Task prompt = Check each line of the records below for the word "circle" and copy those where it appears.

-- start Material --

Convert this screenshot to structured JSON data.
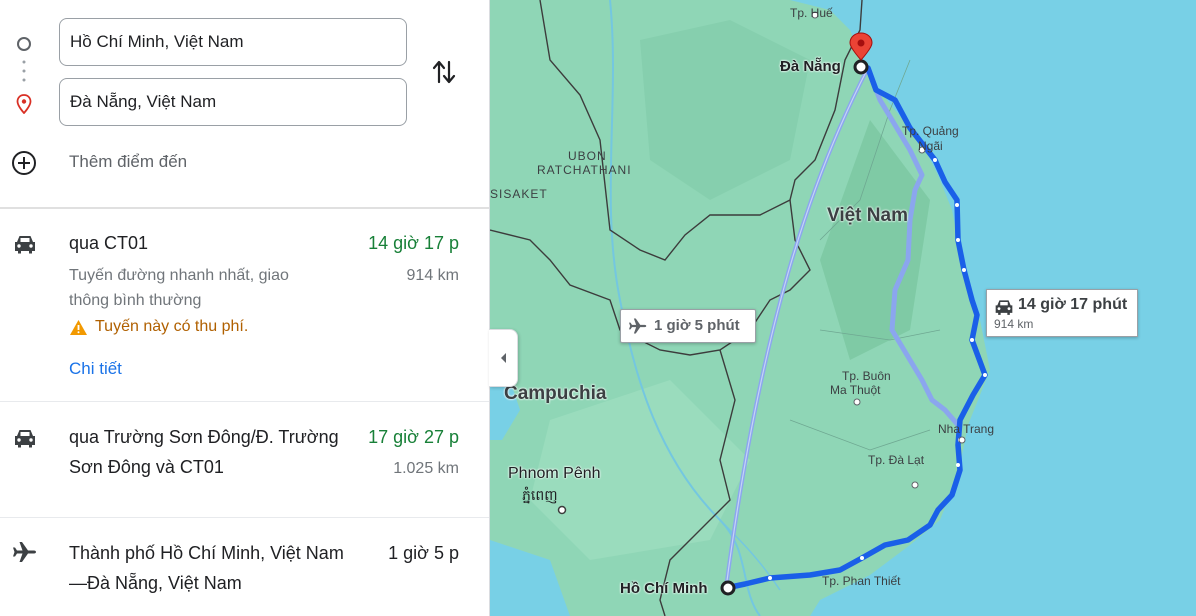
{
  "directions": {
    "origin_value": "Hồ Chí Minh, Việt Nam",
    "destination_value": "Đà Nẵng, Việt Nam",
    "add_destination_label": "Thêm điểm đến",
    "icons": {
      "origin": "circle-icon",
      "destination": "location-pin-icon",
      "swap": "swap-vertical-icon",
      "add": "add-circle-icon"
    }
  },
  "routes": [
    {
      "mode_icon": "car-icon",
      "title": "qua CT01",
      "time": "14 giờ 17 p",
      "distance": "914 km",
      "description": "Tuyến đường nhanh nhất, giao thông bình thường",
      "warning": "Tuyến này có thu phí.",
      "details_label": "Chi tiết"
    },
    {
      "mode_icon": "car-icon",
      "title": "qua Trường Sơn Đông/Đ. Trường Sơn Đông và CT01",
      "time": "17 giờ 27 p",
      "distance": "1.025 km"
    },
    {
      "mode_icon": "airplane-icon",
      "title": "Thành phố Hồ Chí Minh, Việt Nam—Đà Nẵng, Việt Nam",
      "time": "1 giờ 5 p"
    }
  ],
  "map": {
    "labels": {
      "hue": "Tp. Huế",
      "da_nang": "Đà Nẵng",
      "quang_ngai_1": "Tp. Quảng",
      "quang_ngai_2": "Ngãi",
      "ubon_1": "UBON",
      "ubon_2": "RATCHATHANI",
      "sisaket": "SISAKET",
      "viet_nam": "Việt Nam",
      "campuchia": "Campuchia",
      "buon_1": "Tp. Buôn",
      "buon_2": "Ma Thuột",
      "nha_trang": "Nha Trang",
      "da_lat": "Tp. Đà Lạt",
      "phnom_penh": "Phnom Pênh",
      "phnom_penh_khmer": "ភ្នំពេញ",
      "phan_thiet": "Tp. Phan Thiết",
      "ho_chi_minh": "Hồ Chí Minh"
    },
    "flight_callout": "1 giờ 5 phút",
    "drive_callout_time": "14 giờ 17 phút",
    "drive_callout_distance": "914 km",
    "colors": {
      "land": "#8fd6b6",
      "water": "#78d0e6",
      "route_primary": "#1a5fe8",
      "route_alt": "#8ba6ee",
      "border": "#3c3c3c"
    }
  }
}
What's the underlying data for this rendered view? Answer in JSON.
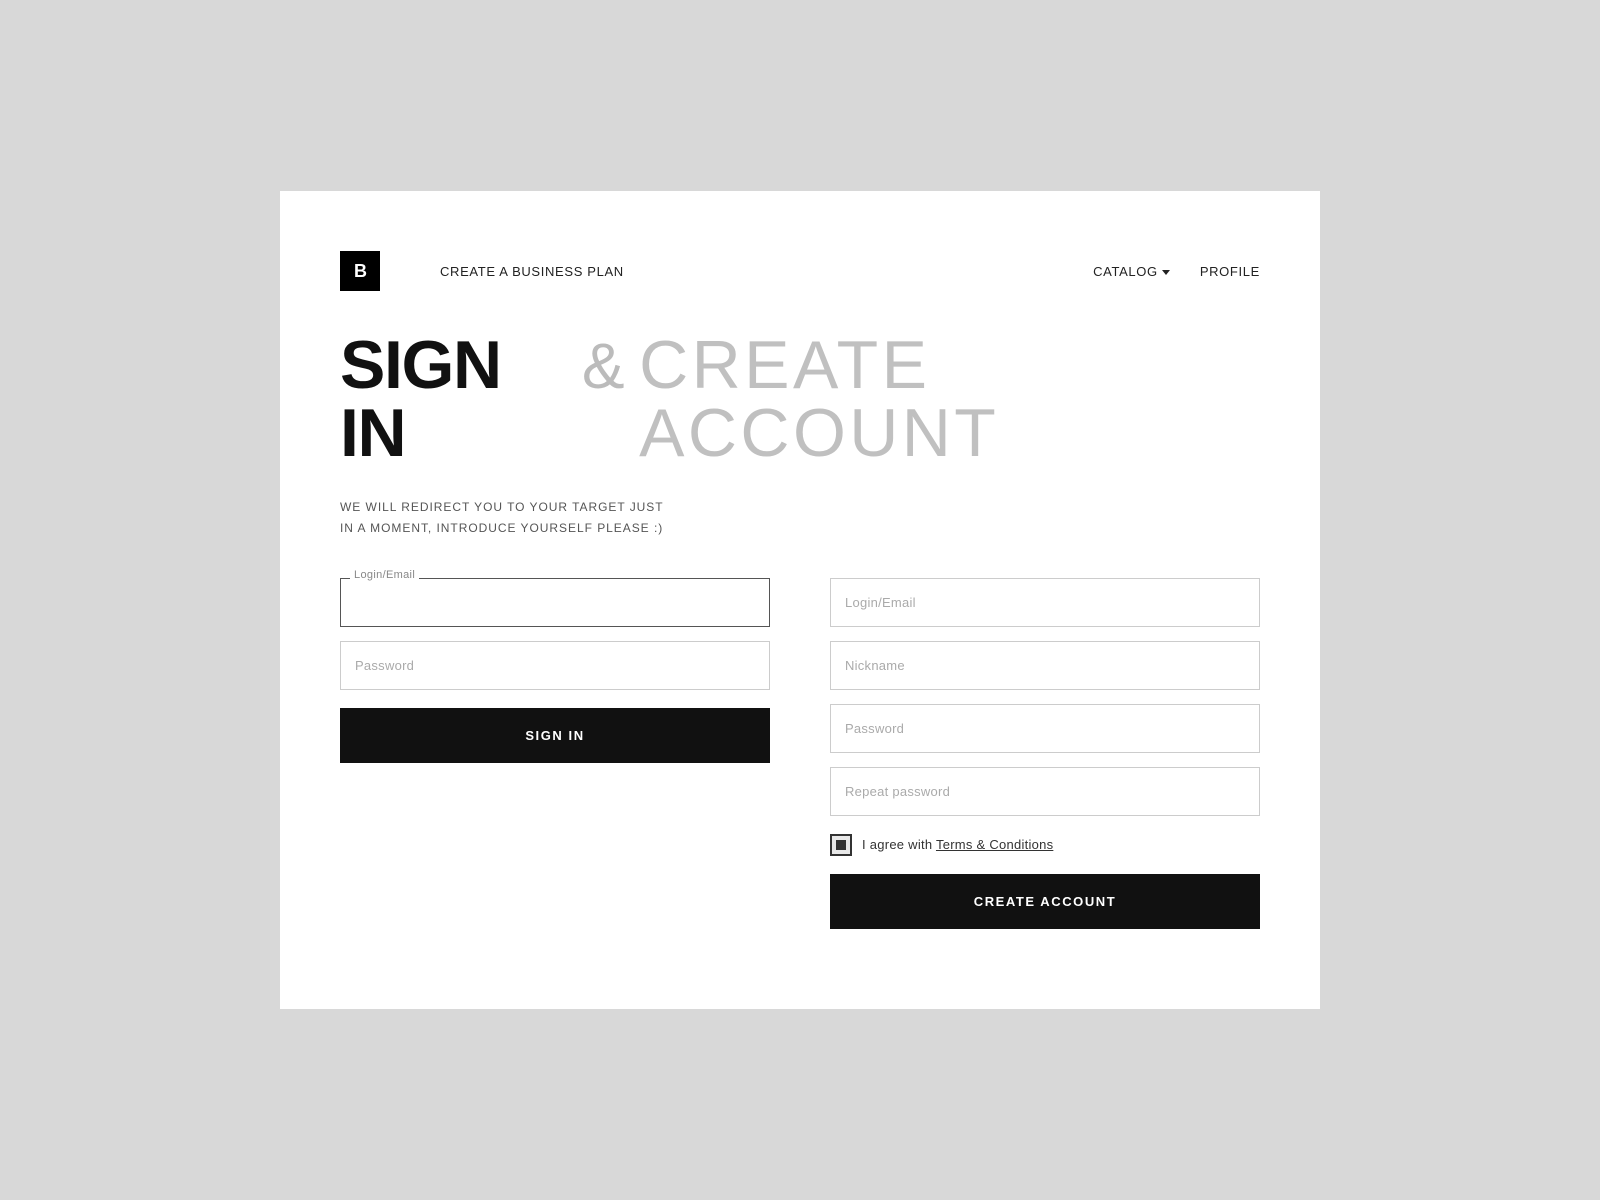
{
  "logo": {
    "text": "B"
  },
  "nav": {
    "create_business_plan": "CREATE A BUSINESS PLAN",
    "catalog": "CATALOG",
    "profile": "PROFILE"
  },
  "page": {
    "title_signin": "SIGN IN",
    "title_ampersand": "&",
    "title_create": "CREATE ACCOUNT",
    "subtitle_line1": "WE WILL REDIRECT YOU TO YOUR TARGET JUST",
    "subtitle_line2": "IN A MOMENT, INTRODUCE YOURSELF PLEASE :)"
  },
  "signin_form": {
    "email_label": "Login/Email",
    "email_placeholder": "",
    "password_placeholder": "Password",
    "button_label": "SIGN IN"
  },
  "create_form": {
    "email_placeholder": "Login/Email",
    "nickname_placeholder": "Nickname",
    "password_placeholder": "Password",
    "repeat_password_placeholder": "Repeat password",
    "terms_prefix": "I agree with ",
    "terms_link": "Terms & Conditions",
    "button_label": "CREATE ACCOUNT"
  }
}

-- end Material --
-- start Material --

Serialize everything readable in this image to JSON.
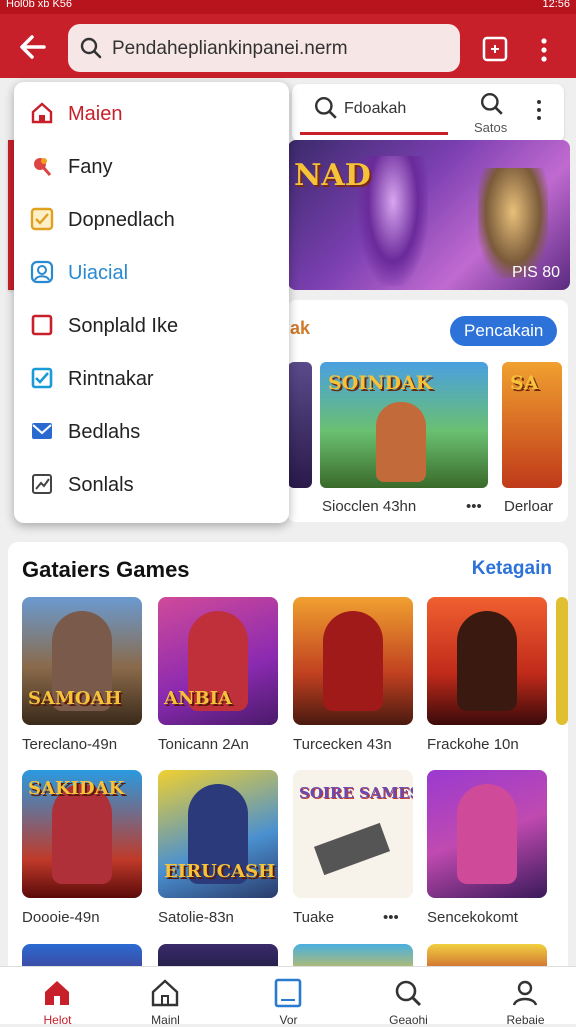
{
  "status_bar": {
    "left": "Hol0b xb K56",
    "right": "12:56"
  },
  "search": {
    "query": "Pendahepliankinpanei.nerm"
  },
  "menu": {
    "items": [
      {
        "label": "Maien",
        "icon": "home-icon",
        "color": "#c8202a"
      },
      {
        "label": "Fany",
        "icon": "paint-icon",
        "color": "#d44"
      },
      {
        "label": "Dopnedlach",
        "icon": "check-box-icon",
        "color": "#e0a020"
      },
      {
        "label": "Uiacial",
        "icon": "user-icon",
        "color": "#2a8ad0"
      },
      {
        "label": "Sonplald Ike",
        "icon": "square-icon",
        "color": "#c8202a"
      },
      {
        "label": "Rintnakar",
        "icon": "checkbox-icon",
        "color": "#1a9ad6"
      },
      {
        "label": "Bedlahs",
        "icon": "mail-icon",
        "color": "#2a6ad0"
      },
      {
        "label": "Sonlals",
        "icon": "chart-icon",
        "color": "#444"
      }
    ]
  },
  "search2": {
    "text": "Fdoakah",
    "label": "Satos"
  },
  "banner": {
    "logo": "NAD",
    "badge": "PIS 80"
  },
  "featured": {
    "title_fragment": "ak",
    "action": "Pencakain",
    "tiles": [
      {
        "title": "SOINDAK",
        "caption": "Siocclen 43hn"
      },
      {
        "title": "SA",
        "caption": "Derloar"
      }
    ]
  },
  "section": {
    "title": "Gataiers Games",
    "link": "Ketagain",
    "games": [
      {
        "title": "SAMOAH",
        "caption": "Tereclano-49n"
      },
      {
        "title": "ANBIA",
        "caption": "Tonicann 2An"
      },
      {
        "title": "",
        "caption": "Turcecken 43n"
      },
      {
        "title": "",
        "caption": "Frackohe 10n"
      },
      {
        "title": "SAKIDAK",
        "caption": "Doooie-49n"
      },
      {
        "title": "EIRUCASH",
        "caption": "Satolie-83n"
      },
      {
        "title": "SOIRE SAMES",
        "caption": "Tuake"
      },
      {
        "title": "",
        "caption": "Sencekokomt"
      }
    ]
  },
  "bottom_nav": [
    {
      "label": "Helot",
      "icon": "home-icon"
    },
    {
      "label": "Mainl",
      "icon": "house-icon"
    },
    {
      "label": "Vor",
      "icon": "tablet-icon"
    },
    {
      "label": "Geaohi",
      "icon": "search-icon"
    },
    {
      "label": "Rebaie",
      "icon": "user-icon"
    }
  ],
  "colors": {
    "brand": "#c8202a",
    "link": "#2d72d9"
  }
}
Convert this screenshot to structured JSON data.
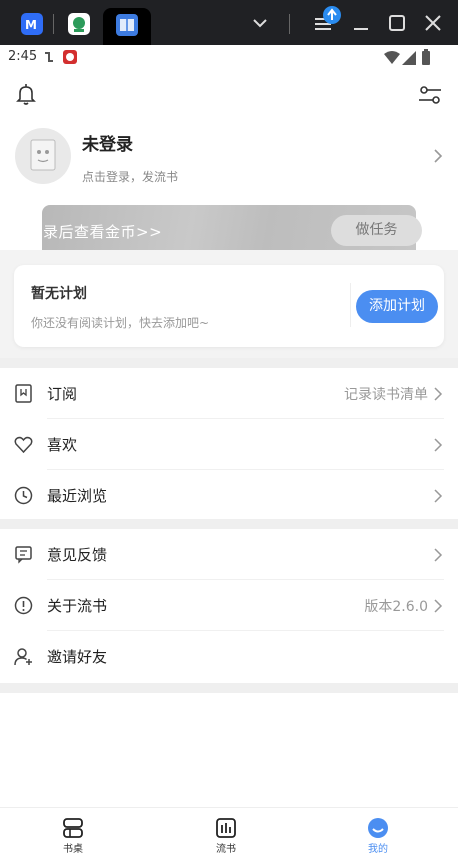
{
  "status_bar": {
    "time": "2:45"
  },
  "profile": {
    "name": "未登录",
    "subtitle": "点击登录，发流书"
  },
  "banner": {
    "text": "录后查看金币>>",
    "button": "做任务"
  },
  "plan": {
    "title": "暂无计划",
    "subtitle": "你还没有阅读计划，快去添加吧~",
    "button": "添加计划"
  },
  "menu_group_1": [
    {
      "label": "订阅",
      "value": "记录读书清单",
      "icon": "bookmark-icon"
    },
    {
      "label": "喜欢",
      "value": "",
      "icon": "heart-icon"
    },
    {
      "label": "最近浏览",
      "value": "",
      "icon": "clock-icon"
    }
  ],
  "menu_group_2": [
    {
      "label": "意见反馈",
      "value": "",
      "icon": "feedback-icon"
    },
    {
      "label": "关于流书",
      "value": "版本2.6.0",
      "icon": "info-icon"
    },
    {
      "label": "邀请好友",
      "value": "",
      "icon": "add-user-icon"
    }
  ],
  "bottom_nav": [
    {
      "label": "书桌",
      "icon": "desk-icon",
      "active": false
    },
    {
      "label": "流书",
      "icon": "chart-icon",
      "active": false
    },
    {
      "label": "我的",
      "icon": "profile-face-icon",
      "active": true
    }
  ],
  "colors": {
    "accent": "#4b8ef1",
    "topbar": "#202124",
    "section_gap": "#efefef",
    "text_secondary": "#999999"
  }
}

-- end Material --
-- start Material --

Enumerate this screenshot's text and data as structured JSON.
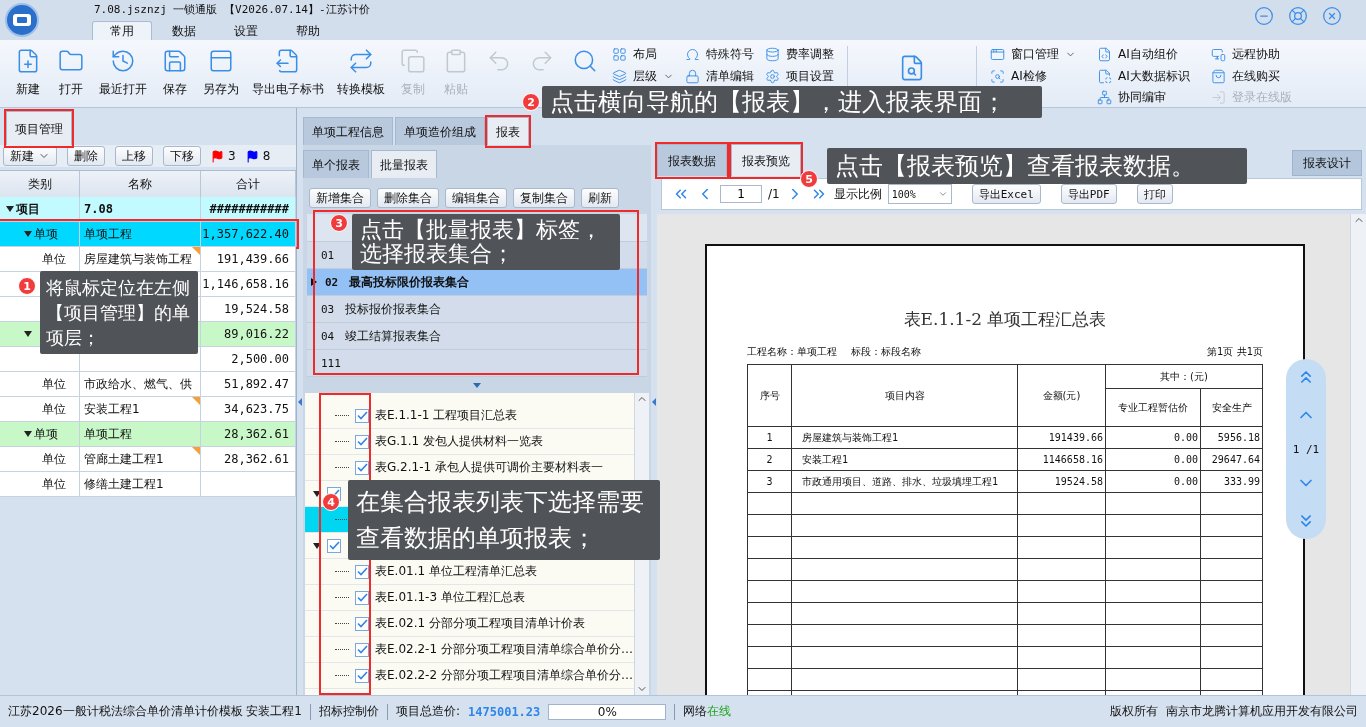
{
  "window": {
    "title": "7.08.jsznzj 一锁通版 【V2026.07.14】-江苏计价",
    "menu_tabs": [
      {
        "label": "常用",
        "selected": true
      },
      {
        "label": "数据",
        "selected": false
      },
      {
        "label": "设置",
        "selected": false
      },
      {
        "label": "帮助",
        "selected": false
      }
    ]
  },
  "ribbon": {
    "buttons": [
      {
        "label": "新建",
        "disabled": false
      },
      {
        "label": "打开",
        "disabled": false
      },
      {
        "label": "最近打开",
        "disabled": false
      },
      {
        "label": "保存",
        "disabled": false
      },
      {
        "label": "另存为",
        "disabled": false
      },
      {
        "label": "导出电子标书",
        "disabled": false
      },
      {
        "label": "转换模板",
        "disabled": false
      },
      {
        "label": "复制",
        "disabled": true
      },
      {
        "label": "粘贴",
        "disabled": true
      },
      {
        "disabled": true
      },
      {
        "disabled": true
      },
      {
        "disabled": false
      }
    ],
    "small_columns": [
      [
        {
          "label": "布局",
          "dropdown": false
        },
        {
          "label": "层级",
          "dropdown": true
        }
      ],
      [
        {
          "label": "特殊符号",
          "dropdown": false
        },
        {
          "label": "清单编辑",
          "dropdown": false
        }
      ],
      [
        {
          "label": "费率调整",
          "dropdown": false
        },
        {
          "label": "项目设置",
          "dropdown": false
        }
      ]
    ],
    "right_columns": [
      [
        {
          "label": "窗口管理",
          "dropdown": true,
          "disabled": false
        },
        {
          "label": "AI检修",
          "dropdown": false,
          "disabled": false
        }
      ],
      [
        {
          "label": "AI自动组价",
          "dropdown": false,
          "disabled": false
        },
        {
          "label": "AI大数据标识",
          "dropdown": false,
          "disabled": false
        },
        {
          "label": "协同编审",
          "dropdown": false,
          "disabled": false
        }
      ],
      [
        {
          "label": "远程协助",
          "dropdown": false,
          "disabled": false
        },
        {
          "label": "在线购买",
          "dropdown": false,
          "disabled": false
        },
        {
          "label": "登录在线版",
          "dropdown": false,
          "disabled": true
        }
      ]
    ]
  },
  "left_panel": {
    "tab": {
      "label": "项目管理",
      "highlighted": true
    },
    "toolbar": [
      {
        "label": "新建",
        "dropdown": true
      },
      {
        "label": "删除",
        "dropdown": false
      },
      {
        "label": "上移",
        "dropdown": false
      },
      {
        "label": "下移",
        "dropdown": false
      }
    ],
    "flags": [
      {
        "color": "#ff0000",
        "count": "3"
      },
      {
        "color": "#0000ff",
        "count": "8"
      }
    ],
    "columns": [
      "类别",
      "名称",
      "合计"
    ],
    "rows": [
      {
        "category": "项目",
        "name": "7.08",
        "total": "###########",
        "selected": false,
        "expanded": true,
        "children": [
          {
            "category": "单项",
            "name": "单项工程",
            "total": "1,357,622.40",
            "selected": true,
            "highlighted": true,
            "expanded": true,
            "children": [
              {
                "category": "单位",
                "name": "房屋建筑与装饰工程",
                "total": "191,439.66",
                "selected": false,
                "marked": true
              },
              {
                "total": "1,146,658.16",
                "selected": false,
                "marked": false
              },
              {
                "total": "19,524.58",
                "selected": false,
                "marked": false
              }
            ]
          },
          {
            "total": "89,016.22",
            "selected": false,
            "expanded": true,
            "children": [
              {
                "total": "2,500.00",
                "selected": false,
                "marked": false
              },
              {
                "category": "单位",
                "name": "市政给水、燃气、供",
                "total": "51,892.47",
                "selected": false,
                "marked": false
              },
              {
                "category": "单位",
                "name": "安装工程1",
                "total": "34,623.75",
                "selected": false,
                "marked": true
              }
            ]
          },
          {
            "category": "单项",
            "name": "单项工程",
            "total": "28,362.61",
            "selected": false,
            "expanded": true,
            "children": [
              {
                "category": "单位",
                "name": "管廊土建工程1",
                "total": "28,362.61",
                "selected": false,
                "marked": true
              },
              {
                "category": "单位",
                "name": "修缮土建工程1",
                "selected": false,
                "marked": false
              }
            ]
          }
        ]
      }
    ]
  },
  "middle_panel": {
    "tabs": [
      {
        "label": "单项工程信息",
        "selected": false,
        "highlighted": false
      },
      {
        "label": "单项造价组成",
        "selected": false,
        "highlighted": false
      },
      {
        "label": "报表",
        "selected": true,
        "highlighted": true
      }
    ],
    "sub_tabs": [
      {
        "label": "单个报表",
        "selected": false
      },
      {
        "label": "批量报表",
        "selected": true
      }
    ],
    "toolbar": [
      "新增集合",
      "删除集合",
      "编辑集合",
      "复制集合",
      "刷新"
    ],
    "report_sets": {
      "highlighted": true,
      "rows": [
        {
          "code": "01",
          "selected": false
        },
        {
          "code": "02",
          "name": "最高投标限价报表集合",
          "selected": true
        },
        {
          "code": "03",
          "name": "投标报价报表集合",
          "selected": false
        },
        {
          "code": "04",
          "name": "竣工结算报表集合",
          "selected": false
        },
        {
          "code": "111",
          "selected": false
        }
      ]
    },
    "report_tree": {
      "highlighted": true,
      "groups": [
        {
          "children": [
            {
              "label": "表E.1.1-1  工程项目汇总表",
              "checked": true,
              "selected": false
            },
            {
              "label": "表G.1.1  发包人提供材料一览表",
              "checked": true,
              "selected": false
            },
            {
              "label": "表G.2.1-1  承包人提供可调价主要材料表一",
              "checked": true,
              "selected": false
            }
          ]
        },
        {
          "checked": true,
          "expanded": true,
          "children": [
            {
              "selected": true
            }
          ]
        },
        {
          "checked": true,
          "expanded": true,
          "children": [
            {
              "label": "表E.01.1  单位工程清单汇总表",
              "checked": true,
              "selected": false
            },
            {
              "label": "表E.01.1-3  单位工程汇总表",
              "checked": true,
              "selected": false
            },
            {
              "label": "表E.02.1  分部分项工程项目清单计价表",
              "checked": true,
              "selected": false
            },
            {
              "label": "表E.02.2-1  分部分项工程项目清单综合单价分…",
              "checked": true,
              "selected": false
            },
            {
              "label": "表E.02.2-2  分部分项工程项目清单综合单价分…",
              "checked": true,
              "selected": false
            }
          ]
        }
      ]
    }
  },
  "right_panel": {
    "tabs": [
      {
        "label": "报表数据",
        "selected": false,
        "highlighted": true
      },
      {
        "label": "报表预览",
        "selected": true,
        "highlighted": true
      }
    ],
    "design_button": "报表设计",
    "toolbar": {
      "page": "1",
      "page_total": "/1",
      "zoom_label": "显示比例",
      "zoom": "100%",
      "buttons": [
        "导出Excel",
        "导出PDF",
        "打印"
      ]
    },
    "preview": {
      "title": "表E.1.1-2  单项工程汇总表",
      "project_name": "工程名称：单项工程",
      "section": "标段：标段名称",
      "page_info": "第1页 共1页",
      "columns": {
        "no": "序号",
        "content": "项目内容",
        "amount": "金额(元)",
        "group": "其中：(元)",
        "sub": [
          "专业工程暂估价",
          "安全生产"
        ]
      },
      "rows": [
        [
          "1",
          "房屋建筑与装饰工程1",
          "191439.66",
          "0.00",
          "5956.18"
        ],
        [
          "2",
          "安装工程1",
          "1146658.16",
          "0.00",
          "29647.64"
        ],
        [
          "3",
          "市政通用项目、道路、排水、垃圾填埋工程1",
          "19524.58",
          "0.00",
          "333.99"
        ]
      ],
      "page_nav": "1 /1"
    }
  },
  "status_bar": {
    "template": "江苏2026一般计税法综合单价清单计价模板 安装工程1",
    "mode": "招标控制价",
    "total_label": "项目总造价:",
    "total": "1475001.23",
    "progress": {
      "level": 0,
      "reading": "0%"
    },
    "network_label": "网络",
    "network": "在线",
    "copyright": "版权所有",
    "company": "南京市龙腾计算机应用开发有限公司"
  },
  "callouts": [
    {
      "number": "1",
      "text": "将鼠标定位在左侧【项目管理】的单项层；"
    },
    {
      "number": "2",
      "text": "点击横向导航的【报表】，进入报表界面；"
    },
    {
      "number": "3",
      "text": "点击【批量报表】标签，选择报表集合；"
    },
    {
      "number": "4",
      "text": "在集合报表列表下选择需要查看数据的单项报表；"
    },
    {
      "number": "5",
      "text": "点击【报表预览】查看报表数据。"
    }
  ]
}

-- end Material --

Output for this task =
      "origin": "circle-icon",
      "add": "add-circle-icon"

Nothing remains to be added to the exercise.